- Directions for this task: The listing must be reproduced in full, exactly as it stands.

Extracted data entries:
──────────────────────────────

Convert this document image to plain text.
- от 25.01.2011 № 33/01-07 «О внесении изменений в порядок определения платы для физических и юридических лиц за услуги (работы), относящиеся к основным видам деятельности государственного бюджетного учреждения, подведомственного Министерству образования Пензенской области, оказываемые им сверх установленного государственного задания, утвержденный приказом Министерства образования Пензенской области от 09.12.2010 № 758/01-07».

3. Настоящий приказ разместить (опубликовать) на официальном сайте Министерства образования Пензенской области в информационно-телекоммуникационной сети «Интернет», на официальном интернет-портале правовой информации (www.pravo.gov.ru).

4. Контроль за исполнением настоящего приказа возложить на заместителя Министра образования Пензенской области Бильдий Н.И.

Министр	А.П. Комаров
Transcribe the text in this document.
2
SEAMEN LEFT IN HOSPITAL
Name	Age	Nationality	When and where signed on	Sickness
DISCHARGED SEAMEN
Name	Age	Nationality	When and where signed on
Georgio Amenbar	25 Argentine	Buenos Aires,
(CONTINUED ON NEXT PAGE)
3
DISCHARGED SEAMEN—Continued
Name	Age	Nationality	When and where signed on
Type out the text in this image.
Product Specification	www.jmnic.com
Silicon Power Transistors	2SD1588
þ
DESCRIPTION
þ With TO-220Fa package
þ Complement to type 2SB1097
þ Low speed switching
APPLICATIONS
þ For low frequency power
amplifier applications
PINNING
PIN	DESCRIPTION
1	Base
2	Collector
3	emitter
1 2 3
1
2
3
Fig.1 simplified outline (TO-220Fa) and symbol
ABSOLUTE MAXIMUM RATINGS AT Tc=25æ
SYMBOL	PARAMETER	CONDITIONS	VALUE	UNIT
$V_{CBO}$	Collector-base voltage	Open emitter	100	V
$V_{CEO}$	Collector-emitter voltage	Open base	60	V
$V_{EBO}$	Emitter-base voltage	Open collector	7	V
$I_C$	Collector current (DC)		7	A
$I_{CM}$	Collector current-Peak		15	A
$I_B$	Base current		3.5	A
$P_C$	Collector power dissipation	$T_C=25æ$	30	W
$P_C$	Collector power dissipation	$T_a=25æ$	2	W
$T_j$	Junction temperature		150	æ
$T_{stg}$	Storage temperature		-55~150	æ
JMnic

──────────────────────────────

- Final answer:
Convert this document image to plain text.
- от 25.01.2011 № 33/01-07 «О внесении изменений в порядок определения платы для физических и юридических лиц за услуги (работы), относящиеся к основным видам деятельности государственного бюджетного учреждения, подведомственного Министерству образования Пензенской области, оказываемые им сверх установленного государственного задания, утвержденный приказом Министерства образования Пензенской области от 09.12.2010 № 758/01-07».

3. Настоящий приказ разместить (опубликовать) на официальном сайте Министерства образования Пензенской области в информационно-телекоммуникационной сети «Интернет», на официальном интернет-портале правовой информации (www.pravo.gov.ru).

4. Контроль за исполнением настоящего приказа возложить на заместителя Министра образования Пензенской области Бильдий Н.И.

Министр	А.П. Комаров
Transcribe the text in this document.
2
SEAMEN LEFT IN HOSPITAL
Name	Age	Nationality	When and where signed on	Sickness
DISCHARGED SEAMEN
Name	Age	Nationality	When and where signed on
Georgio Amenbar	25 Argentine	Buenos Aires,
(CONTINUED ON NEXT PAGE)
3
DISCHARGED SEAMEN—Continued
Name	Age	Nationality	When and where signed on
Type out the text in this image.
Product Specification	www.jmnic.com
Silicon Power Transistors	2SD1588
þ
DESCRIPTION
þ With TO-220Fa package
þ Complement to type 2SB1097
þ Low speed switching
APPLICATIONS
þ For low frequency power
amplifier applications
PINNING
PIN	DESCRIPTION
1	Base
2	Collector
3	emitter
1 2 3
1
2
3
Fig.1 simplified outline (TO-220Fa) and symbol
ABSOLUTE MAXIMUM RATINGS AT Tc=25æ
SYMBOL	PARAMETER	CONDITIONS	VALUE	UNIT
$V_{CBO}$	Collector-base voltage	Open emitter	100	V
$V_{CEO}$	Collector-emitter voltage	Open base	60	V
$V_{EBO}$	Emitter-base voltage	Open collector	7	V
$I_C$	Collector current (DC)		7	A
$I_{CM}$	Collector current-Peak		15	A
$I_B$	Base current		3.5	A
$P_C$	Collector power dissipation	$T_C=25æ$	30	W
$P_C$	Collector power dissipation	$T_a=25æ$	2	W
$T_j$	Junction temperature		150	æ
$T_{stg}$	Storage temperature		-55~150	æ
JMnic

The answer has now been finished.